### Instructions to follow
Repeat exactly the lines below from the line that contains "Read this page and output its text content." to the last line, inclusive, without the pictures.

### Information provided
----

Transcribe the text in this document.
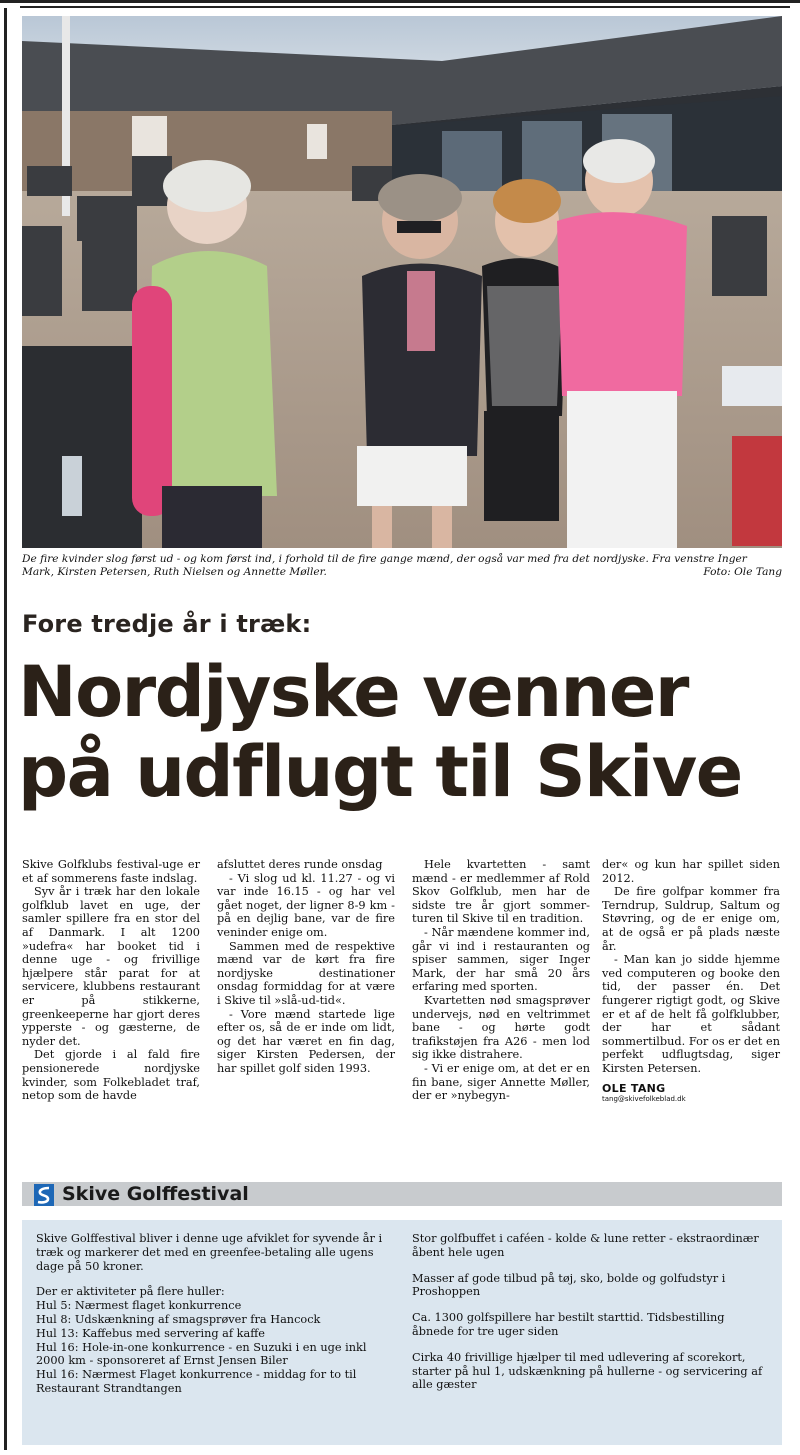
De fire kvinder slog først ud - og kom først ind, i forhold til de fire gange mænd, der også var med fra det nordjyske. Fra venstre Inger Mark, Kirsten Petersen, Ruth Nielsen og Annette Møller.	Foto: Ole Tang
Fore tredje år i træk:
Nordjyske venner
på udflugt til Skive

Skive Golfklubs festival-uge er et af sommerens faste indslag.

Syv år i træk har den lokale golfklub lavet en uge, der samler spillere fra en stor del af Danmark. I alt 1200 »udefra« har booket tid i denne uge - og frivillige hjælpere står parat for at servicere, klubbens restaurant er på stikkerne, greenkeeperne har gjort deres ypperste - og gæsterne, de nyder det.

Det gjorde i al fald fire pensionerede nordjyske kvinder, som Folkebladet traf, netop som de havde

afsluttet deres runde onsdag

- Vi slog ud kl. 11.27 - og vi var inde 16.15 - og har vel gået noget, der ligner 8-9 km - på en dejlig bane, var de fire veninder enige om.

Sammen med de respektive mænd var de kørt fra fire nordjyske destinationer onsdag formiddag for at være i Skive til »slå-ud-tid«.

- Vore mænd startede lige efter os, så de er inde om lidt, og det har været en fin dag, siger Kirsten Pedersen, der har spillet golf siden 1993.

Hele kvartetten - samt mænd - er medlemmer af Rold Skov Golfklub, men har de sidste tre år gjort sommer-turen til Skive til en tradition.

- Når mændene kommer ind, går vi ind i restauranten og spiser sammen, siger Inger Mark, der har små 20 års erfaring med sporten.

Kvartetten nød smagsprøver undervejs, nød en veltrimmet bane - og hørte godt trafikstøjen fra A26 - men lod sig ikke distrahere.

- Vi er enige om, at det er en fin bane, siger Annette Møller, der er »nybegyn-

der« og kun har spillet siden 2012.

De fire golfpar kommer fra Terndrup, Suldrup, Saltum og Støvring, og de er enige om, at de også er på plads næste år.

- Man kan jo sidde hjemme ved computeren og booke den tid, der passer én. Det fungerer rigtigt godt, og Skive er et af de helt få golfklubber, der har et sådant sommertilbud. For os er det en perfekt udflugtsdag, siger Kirsten Petersen.

OLE TANG
tang@skivefolkeblad.dk
Skive Golffestival

Skive Golffestival bliver i denne uge afviklet for syvende år i træk og markerer det med en greenfee-betaling alle ugens dage på 50 kroner.

Der er aktiviteter på flere huller:
Hul 5: Nærmest flaget konkurrence
Hul 8: Udskænkning af smagsprøver fra Hancock
Hul 13: Kaffebus med servering af kaffe
Hul 16: Hole-in-one konkurrence - en Suzuki i en uge inkl 2000 km - sponsoreret af Ernst Jensen Biler
Hul 16: Nærmest Flaget konkurrence - middag for to til Restaurant Strandtangen

Stor golfbuffet i caféen - kolde & lune retter - ekstraordinær åbent hele ugen

Masser af gode tilbud på tøj, sko, bolde og golfudstyr i Proshoppen

Ca. 1300 golfspillere har bestilt starttid. Tidsbestilling åbnede for tre uger siden

Cirka 40 frivillige hjælper til med udlevering af scorekort, starter på hul 1, udskænkning på hullerne - og servicering af alle gæster
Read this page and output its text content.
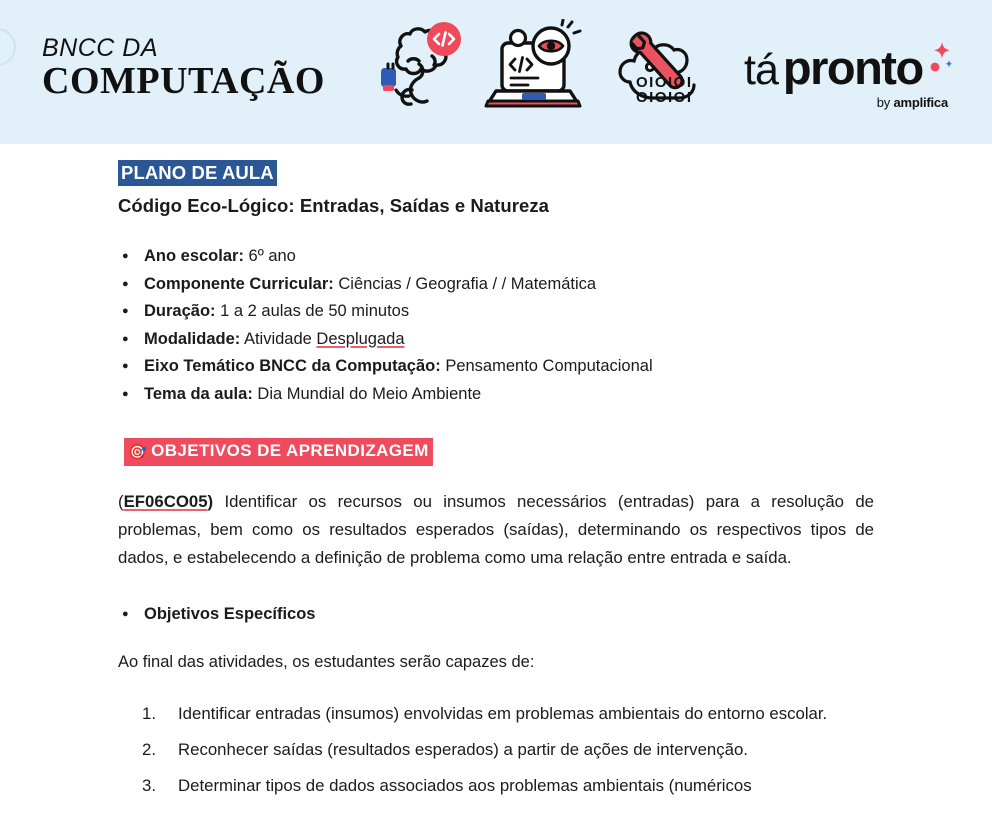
BNCC DA
COMPUTAÇÃO	OIOIOI
OIOIOI
tá pronto
by amplifica
PLANO DE AULA
Código Eco-Lógico: Entradas, Saídas e Natureza
● Ano escolar: 6º ano
● Componente Curricular: Ciências / Geografia / / Matemática
● Duração: 1 a 2 aulas de 50 minutos
● Modalidade: Atividade Desplugada
● Eixo Temático BNCC da Computação: Pensamento Computacional
● Tema da aula: Dia Mundial do Meio Ambiente
🎯 OBJETIVOS DE APRENDIZAGEM

(EF06CO05) Identificar os recursos ou insumos necessários (entradas) para a resolução de problemas, bem como os resultados esperados (saídas), determinando os respectivos tipos de dados, e estabelecendo a definição de problema como uma relação entre entrada e saída.

● Objetivos Específicos
Ao final das atividades, os estudantes serão capazes de:
Identificar entradas (insumos) envolvidas em problemas ambientais do entorno escolar.
Reconhecer saídas (resultados esperados) a partir de ações de intervenção.
Determinar tipos de dados associados aos problemas ambientais (numéricos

----

### The completed task
Read this page and output its text content.
BNCC DA
COMPUTAÇÃO	OIOIOI
OIOIOI
tá pronto
by amplifica
PLANO DE AULA
Código Eco-Lógico: Entradas, Saídas e Natureza
● Ano escolar: 6º ano
● Componente Curricular: Ciências / Geografia / / Matemática
● Duração: 1 a 2 aulas de 50 minutos
● Modalidade: Atividade Desplugada
● Eixo Temático BNCC da Computação: Pensamento Computacional
● Tema da aula: Dia Mundial do Meio Ambiente
🎯 OBJETIVOS DE APRENDIZAGEM

(EF06CO05) Identificar os recursos ou insumos necessários (entradas) para a resolução de problemas, bem como os resultados esperados (saídas), determinando os respectivos tipos de dados, e estabelecendo a definição de problema como uma relação entre entrada e saída.

● Objetivos Específicos
Ao final das atividades, os estudantes serão capazes de:
Identificar entradas (insumos) envolvidas em problemas ambientais do entorno escolar.
Reconhecer saídas (resultados esperados) a partir de ações de intervenção.
Determinar tipos de dados associados aos problemas ambientais (numéricos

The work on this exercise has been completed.